What is expected: Work through the material below line by line and say how many lines include the word "ylabel". Only the number, please.

Data shown:
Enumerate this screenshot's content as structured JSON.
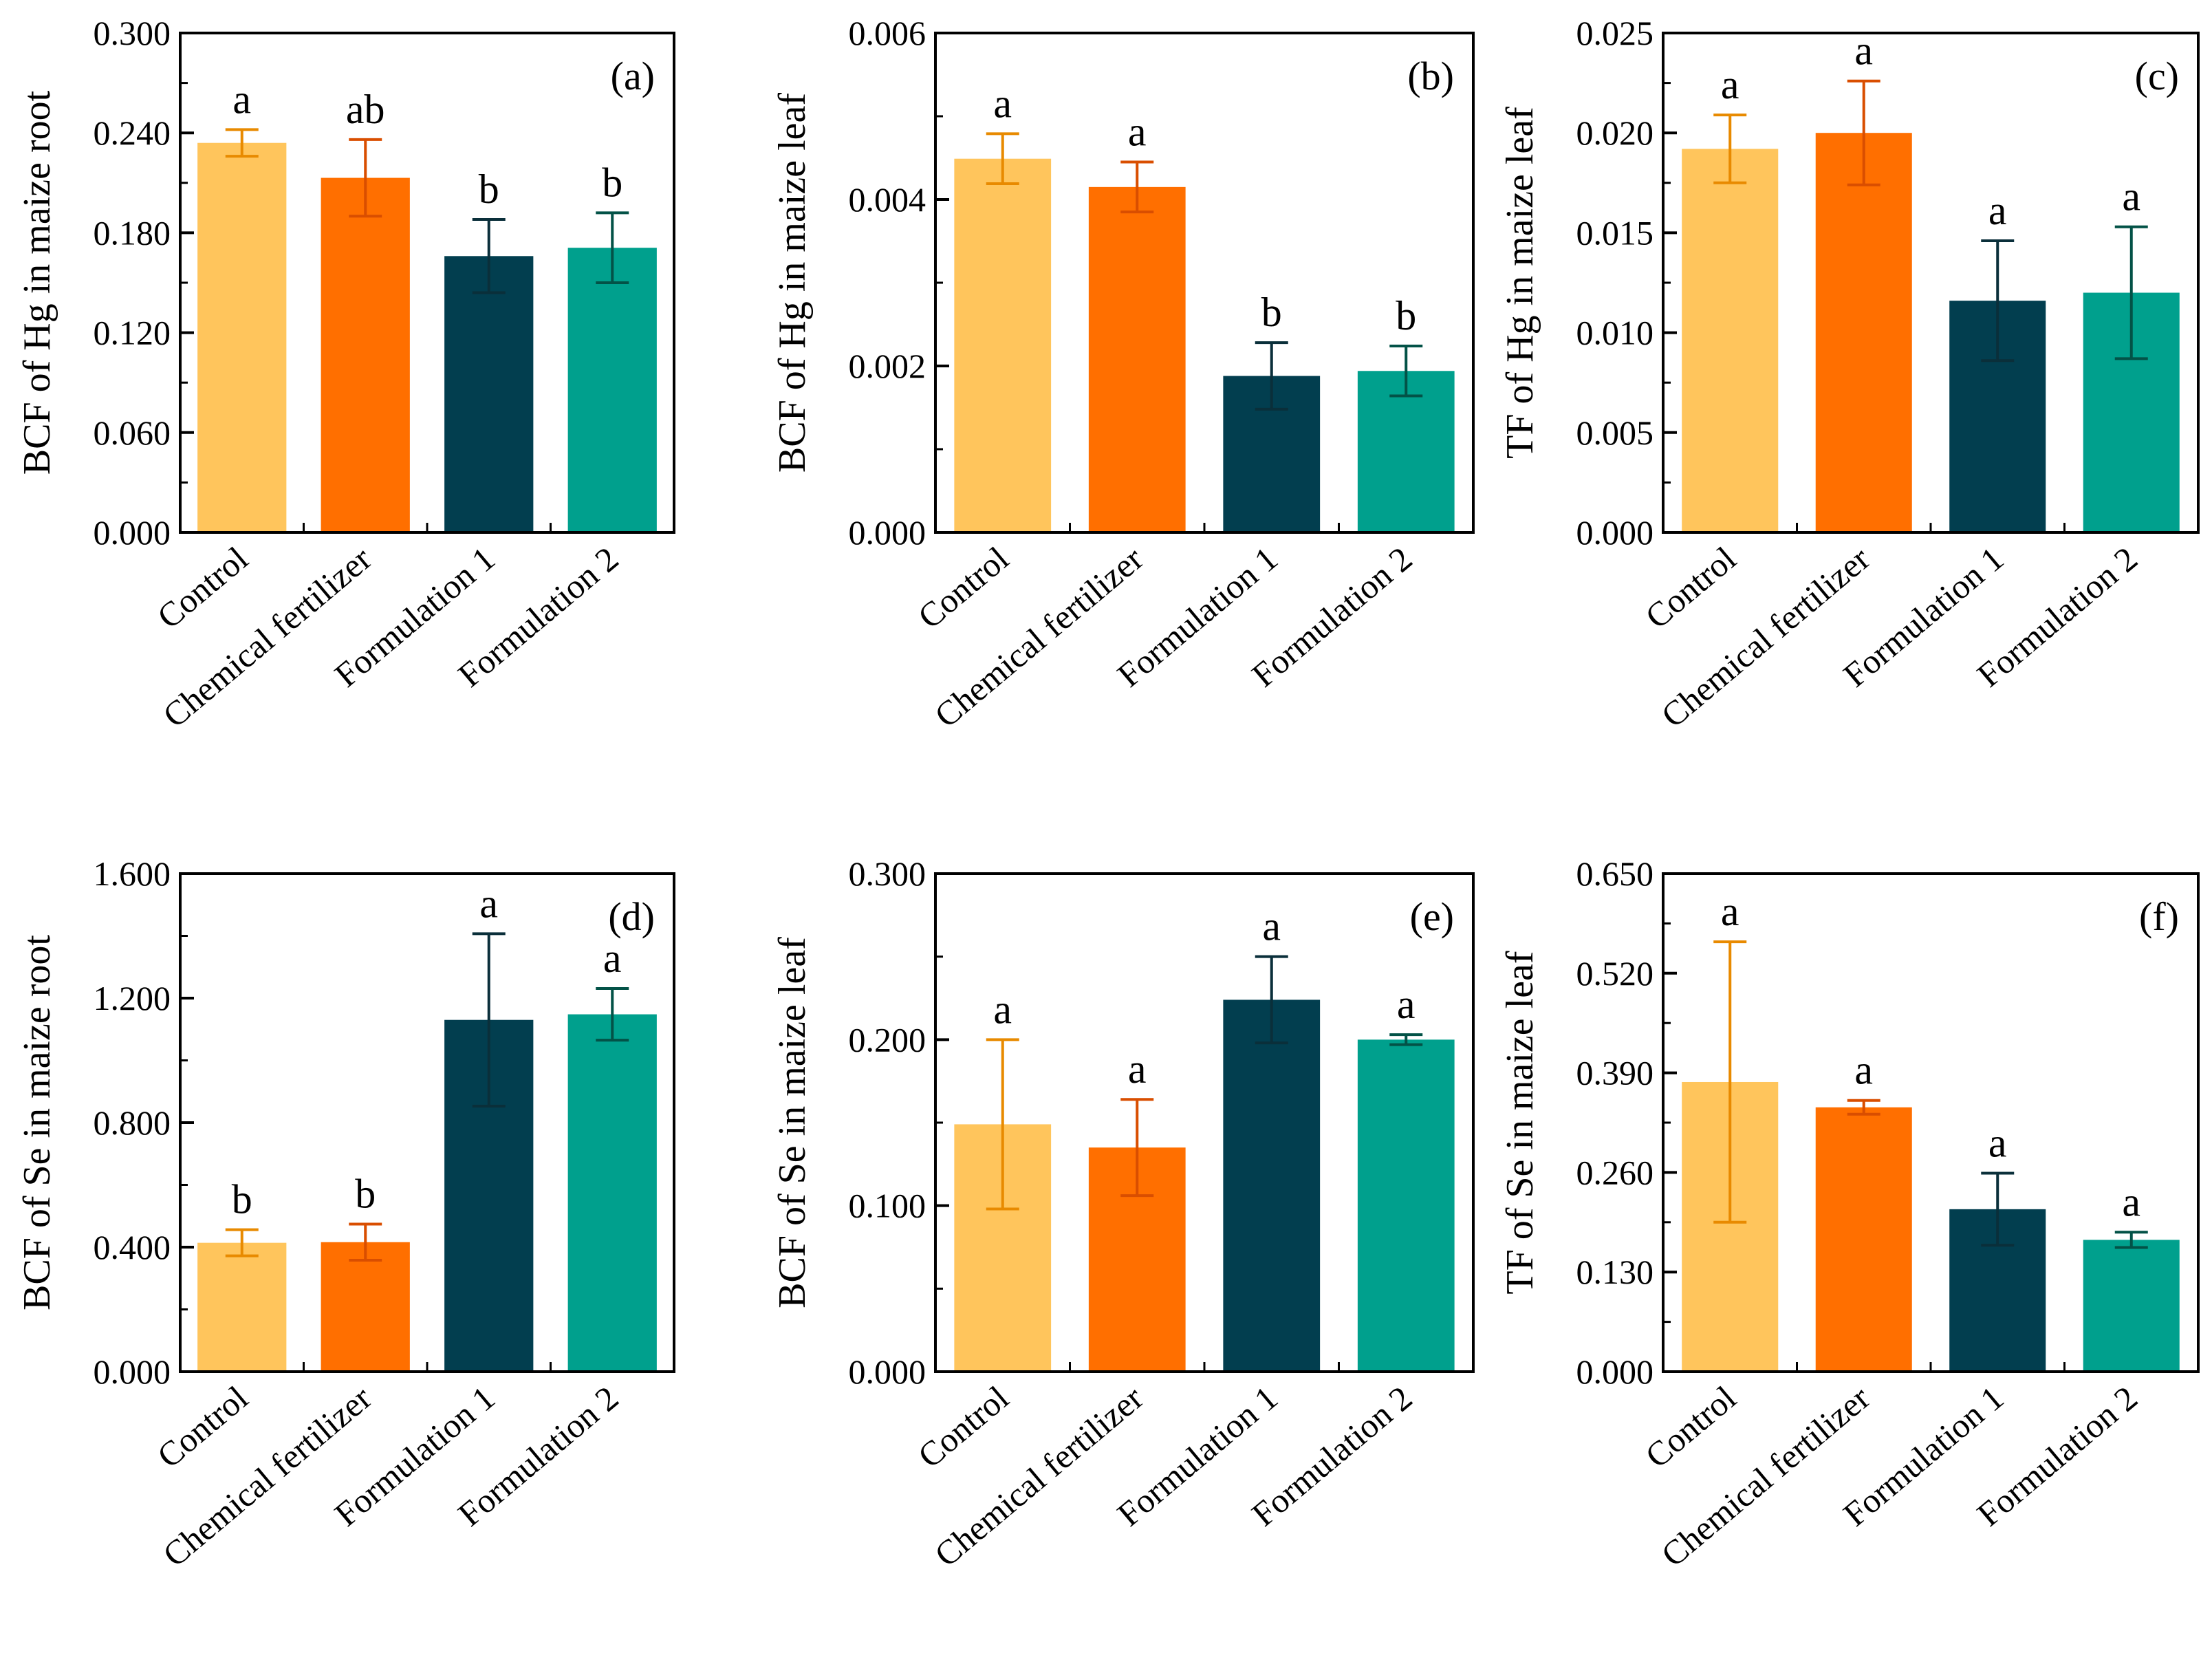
{
  "categories": [
    "Control",
    "Chemical fertilizer",
    "Formulation 1",
    "Formulation 2"
  ],
  "colors": {
    "control": "#FFC55C",
    "chemical": "#FF6F00",
    "formulation1": "#023E4F",
    "formulation2": "#00A08D",
    "error_control": "#E88A00",
    "error_chemical": "#D94E00",
    "error_formulation1": "#0A2F3A",
    "error_formulation2": "#035247"
  },
  "chart_data": [
    {
      "type": "bar",
      "panel": "(a)",
      "title": "",
      "xlabel": "",
      "ylabel": "BCF of Hg in maize root",
      "ylim": [
        0,
        0.3
      ],
      "yticks": [
        "0.000",
        "0.060",
        "0.120",
        "0.180",
        "0.240",
        "0.300"
      ],
      "categories": [
        "Control",
        "Chemical fertilizer",
        "Formulation 1",
        "Formulation 2"
      ],
      "values": [
        0.234,
        0.213,
        0.166,
        0.171
      ],
      "errors": [
        0.008,
        0.023,
        0.022,
        0.021
      ],
      "significance": [
        "a",
        "ab",
        "b",
        "b"
      ]
    },
    {
      "type": "bar",
      "panel": "(b)",
      "title": "",
      "xlabel": "",
      "ylabel": "BCF of Hg in maize leaf",
      "ylim": [
        0,
        0.006
      ],
      "yticks": [
        "0.000",
        "0.002",
        "0.004",
        "0.006"
      ],
      "categories": [
        "Control",
        "Chemical fertilizer",
        "Formulation 1",
        "Formulation 2"
      ],
      "values": [
        0.00449,
        0.00415,
        0.00188,
        0.00194
      ],
      "errors": [
        0.0003,
        0.0003,
        0.0004,
        0.0003
      ],
      "significance": [
        "a",
        "a",
        "b",
        "b"
      ]
    },
    {
      "type": "bar",
      "panel": "(c)",
      "title": "",
      "xlabel": "",
      "ylabel": "TF of Hg in maize leaf",
      "ylim": [
        0,
        0.025
      ],
      "yticks": [
        "0.000",
        "0.005",
        "0.010",
        "0.015",
        "0.020",
        "0.025"
      ],
      "categories": [
        "Control",
        "Chemical fertilizer",
        "Formulation 1",
        "Formulation 2"
      ],
      "values": [
        0.0192,
        0.02,
        0.0116,
        0.012
      ],
      "errors": [
        0.0017,
        0.0026,
        0.003,
        0.0033
      ],
      "significance": [
        "a",
        "a",
        "a",
        "a"
      ]
    },
    {
      "type": "bar",
      "panel": "(d)",
      "title": "",
      "xlabel": "",
      "ylabel": "BCF of Se in maize root",
      "ylim": [
        0,
        1.6
      ],
      "yticks": [
        "0.000",
        "0.400",
        "0.800",
        "1.200",
        "1.600"
      ],
      "categories": [
        "Control",
        "Chemical fertilizer",
        "Formulation 1",
        "Formulation 2"
      ],
      "values": [
        0.414,
        0.416,
        1.13,
        1.148
      ],
      "errors": [
        0.042,
        0.058,
        0.277,
        0.083
      ],
      "significance": [
        "b",
        "b",
        "a",
        "a"
      ]
    },
    {
      "type": "bar",
      "panel": "(e)",
      "title": "",
      "xlabel": "",
      "ylabel": "BCF of Se in maize leaf",
      "ylim": [
        0,
        0.3
      ],
      "yticks": [
        "0.000",
        "0.100",
        "0.200",
        "0.300"
      ],
      "categories": [
        "Control",
        "Chemical fertilizer",
        "Formulation 1",
        "Formulation 2"
      ],
      "values": [
        0.149,
        0.135,
        0.224,
        0.2
      ],
      "errors": [
        0.051,
        0.029,
        0.026,
        0.003
      ],
      "significance": [
        "a",
        "a",
        "a",
        "a"
      ]
    },
    {
      "type": "bar",
      "panel": "(f)",
      "title": "",
      "xlabel": "",
      "ylabel": "TF of Se in maize leaf",
      "ylim": [
        0,
        0.65
      ],
      "yticks": [
        "0.000",
        "0.130",
        "0.260",
        "0.390",
        "0.520",
        "0.650"
      ],
      "categories": [
        "Control",
        "Chemical fertilizer",
        "Formulation 1",
        "Formulation 2"
      ],
      "values": [
        0.378,
        0.345,
        0.212,
        0.172
      ],
      "errors": [
        0.183,
        0.009,
        0.047,
        0.01
      ],
      "significance": [
        "a",
        "a",
        "a",
        "a"
      ]
    }
  ]
}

Solution for this problem: 6